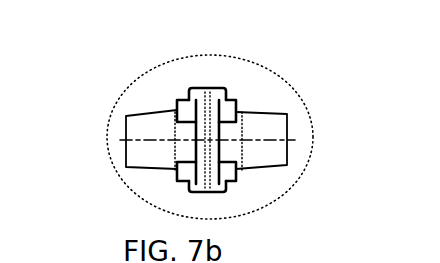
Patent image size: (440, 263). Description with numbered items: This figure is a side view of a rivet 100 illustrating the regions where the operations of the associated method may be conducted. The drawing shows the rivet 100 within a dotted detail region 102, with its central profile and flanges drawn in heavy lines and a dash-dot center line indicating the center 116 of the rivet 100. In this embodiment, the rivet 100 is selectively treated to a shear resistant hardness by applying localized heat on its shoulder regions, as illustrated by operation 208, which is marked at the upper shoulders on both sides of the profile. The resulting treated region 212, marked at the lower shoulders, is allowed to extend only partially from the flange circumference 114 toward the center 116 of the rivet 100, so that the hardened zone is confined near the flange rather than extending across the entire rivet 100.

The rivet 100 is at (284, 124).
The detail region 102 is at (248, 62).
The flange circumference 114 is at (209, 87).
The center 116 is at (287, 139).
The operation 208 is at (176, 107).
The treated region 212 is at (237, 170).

--

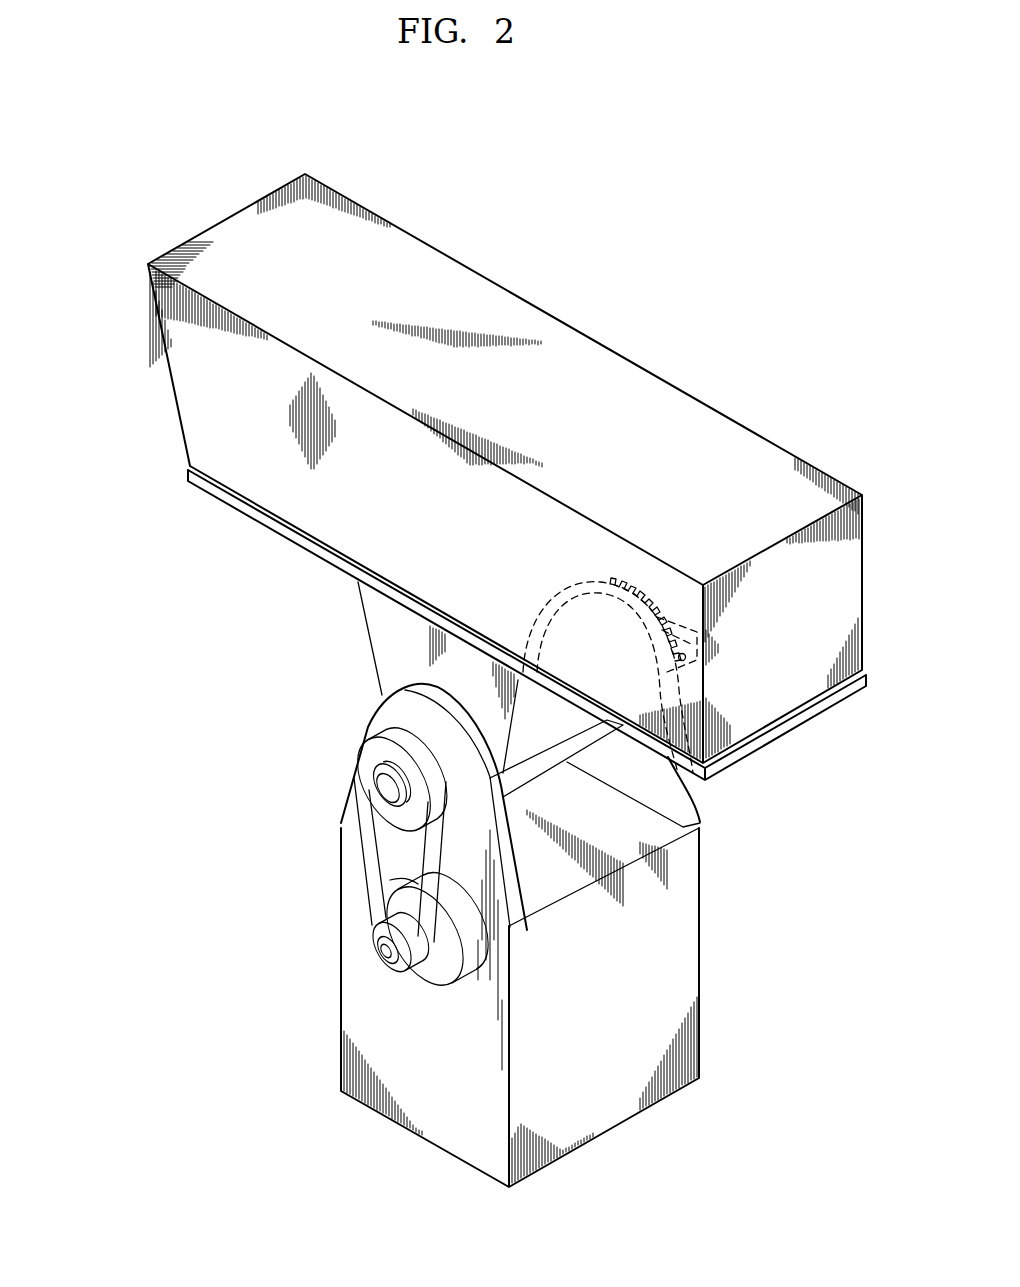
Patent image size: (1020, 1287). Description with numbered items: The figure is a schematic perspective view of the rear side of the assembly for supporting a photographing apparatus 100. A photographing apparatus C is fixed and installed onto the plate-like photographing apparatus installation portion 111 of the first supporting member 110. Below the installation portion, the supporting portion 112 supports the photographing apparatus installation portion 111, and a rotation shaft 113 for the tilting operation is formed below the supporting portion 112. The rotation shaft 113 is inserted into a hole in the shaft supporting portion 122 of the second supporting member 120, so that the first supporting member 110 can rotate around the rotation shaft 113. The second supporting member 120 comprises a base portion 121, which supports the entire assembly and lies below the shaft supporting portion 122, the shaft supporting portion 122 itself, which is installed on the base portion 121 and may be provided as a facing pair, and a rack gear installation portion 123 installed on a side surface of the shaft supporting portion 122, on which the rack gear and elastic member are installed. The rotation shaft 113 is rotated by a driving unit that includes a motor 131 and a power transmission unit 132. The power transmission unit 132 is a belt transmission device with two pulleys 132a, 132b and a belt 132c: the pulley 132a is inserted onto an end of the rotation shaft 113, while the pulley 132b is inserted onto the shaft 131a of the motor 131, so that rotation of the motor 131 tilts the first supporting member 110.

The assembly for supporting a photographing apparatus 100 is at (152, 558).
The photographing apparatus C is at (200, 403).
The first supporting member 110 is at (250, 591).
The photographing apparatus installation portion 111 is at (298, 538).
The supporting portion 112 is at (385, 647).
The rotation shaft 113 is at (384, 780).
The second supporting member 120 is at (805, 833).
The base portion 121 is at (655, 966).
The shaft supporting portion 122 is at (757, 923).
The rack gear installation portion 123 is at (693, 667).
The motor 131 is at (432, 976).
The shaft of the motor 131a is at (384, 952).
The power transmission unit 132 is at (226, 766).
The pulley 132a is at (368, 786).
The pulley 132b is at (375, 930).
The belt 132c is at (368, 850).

==

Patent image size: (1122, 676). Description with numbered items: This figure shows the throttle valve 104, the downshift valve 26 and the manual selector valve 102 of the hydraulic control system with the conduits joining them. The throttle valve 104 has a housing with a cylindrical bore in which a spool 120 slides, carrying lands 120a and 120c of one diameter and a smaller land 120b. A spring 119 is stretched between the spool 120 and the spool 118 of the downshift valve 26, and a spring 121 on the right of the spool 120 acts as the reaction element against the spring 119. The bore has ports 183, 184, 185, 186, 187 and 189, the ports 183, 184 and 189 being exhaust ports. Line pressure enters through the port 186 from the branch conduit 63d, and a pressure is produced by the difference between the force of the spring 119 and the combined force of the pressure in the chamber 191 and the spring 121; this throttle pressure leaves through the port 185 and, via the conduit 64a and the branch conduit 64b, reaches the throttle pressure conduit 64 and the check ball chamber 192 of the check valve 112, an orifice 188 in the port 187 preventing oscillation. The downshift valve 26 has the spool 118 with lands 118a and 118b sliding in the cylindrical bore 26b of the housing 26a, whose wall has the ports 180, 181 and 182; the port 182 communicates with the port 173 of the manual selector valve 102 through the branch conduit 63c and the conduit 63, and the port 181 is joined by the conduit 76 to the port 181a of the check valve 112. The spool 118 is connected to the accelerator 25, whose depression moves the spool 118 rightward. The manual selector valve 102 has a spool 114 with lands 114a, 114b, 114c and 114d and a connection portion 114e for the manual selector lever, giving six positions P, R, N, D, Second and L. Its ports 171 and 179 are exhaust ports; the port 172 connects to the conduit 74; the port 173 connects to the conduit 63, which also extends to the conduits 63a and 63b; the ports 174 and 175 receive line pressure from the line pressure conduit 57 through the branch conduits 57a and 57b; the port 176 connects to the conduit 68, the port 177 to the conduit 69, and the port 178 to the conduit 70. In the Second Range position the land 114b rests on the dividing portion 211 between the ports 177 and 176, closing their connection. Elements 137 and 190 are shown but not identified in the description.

| DIRECTIONS FOR THIS TASK |
Reproduce the items beginning at the line that contains "Patent image size: (440, 263)." and ending after the line that contains "The treated region 212 is at (237, 170).", substituting "lateral view" for "side view" and leaving everything else unchanged.

| FULL OUTPUT |
Patent image size: (440, 263). Description with numbered items: This figure is a lateral view of a rivet 100 illustrating the regions where the operations of the associated method may be conducted. The drawing shows the rivet 100 within a dotted detail region 102, with its central profile and flanges drawn in heavy lines and a dash-dot center line indicating the center 116 of the rivet 100. In this embodiment, the rivet 100 is selectively treated to a shear resistant hardness by applying localized heat on its shoulder regions, as illustrated by operation 208, which is marked at the upper shoulders on both sides of the profile. The resulting treated region 212, marked at the lower shoulders, is allowed to extend only partially from the flange circumference 114 toward the center 116 of the rivet 100, so that the hardened zone is confined near the flange rather than extending across the entire rivet 100.

The rivet 100 is at (284, 124).
The detail region 102 is at (248, 62).
The flange circumference 114 is at (209, 87).
The center 116 is at (287, 139).
The operation 208 is at (176, 107).
The treated region 212 is at (237, 170).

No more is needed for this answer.